Items |

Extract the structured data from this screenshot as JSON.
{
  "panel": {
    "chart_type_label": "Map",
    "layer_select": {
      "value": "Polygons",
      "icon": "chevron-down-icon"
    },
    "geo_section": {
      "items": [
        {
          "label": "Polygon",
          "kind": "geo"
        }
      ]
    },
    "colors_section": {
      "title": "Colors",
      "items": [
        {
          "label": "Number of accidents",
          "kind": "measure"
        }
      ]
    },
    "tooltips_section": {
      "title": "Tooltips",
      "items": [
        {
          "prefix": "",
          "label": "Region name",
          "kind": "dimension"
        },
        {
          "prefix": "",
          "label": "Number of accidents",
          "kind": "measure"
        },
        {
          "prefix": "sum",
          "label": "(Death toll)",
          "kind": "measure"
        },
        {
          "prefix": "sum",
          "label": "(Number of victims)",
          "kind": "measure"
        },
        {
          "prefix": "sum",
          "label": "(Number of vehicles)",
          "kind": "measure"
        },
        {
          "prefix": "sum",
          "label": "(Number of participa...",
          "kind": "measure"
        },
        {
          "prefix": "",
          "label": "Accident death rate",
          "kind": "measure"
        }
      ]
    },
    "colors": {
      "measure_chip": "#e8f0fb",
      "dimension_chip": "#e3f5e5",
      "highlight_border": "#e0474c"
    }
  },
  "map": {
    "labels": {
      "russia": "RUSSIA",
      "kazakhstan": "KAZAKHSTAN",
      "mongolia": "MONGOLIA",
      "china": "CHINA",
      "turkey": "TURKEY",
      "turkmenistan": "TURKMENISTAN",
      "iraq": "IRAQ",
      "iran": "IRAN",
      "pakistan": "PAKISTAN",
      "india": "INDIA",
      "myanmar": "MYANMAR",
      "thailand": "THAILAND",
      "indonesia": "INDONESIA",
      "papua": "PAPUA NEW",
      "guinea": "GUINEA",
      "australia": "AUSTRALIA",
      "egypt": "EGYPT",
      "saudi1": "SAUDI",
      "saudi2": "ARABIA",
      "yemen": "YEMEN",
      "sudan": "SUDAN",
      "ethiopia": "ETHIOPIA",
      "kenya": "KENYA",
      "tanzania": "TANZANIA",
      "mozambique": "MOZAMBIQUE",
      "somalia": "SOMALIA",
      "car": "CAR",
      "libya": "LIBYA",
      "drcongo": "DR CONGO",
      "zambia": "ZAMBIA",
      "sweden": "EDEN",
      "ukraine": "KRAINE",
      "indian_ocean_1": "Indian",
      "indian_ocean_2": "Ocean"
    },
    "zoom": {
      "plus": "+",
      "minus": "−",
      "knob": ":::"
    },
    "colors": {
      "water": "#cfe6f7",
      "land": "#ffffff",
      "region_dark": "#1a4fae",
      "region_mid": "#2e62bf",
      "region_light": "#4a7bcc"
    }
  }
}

Given problem |
Provide all the records again, word for word.

Exercise output |
Extract the structured data from this screenshot as JSON.
{
  "panel": {
    "chart_type_label": "Map",
    "layer_select": {
      "value": "Polygons",
      "icon": "chevron-down-icon"
    },
    "geo_section": {
      "items": [
        {
          "label": "Polygon",
          "kind": "geo"
        }
      ]
    },
    "colors_section": {
      "title": "Colors",
      "items": [
        {
          "label": "Number of accidents",
          "kind": "measure"
        }
      ]
    },
    "tooltips_section": {
      "title": "Tooltips",
      "items": [
        {
          "prefix": "",
          "label": "Region name",
          "kind": "dimension"
        },
        {
          "prefix": "",
          "label": "Number of accidents",
          "kind": "measure"
        },
        {
          "prefix": "sum",
          "label": "(Death toll)",
          "kind": "measure"
        },
        {
          "prefix": "sum",
          "label": "(Number of victims)",
          "kind": "measure"
        },
        {
          "prefix": "sum",
          "label": "(Number of vehicles)",
          "kind": "measure"
        },
        {
          "prefix": "sum",
          "label": "(Number of participa...",
          "kind": "measure"
        },
        {
          "prefix": "",
          "label": "Accident death rate",
          "kind": "measure"
        }
      ]
    },
    "colors": {
      "measure_chip": "#e8f0fb",
      "dimension_chip": "#e3f5e5",
      "highlight_border": "#e0474c"
    }
  },
  "map": {
    "labels": {
      "russia": "RUSSIA",
      "kazakhstan": "KAZAKHSTAN",
      "mongolia": "MONGOLIA",
      "china": "CHINA",
      "turkey": "TURKEY",
      "turkmenistan": "TURKMENISTAN",
      "iraq": "IRAQ",
      "iran": "IRAN",
      "pakistan": "PAKISTAN",
      "india": "INDIA",
      "myanmar": "MYANMAR",
      "thailand": "THAILAND",
      "indonesia": "INDONESIA",
      "papua": "PAPUA NEW",
      "guinea": "GUINEA",
      "australia": "AUSTRALIA",
      "egypt": "EGYPT",
      "saudi1": "SAUDI",
      "saudi2": "ARABIA",
      "yemen": "YEMEN",
      "sudan": "SUDAN",
      "ethiopia": "ETHIOPIA",
      "kenya": "KENYA",
      "tanzania": "TANZANIA",
      "mozambique": "MOZAMBIQUE",
      "somalia": "SOMALIA",
      "car": "CAR",
      "libya": "LIBYA",
      "drcongo": "DR CONGO",
      "zambia": "ZAMBIA",
      "sweden": "EDEN",
      "ukraine": "KRAINE",
      "indian_ocean_1": "Indian",
      "indian_ocean_2": "Ocean"
    },
    "zoom": {
      "plus": "+",
      "minus": "−",
      "knob": ":::"
    },
    "colors": {
      "water": "#cfe6f7",
      "land": "#ffffff",
      "region_dark": "#1a4fae",
      "region_mid": "#2e62bf",
      "region_light": "#4a7bcc"
    }
  }
}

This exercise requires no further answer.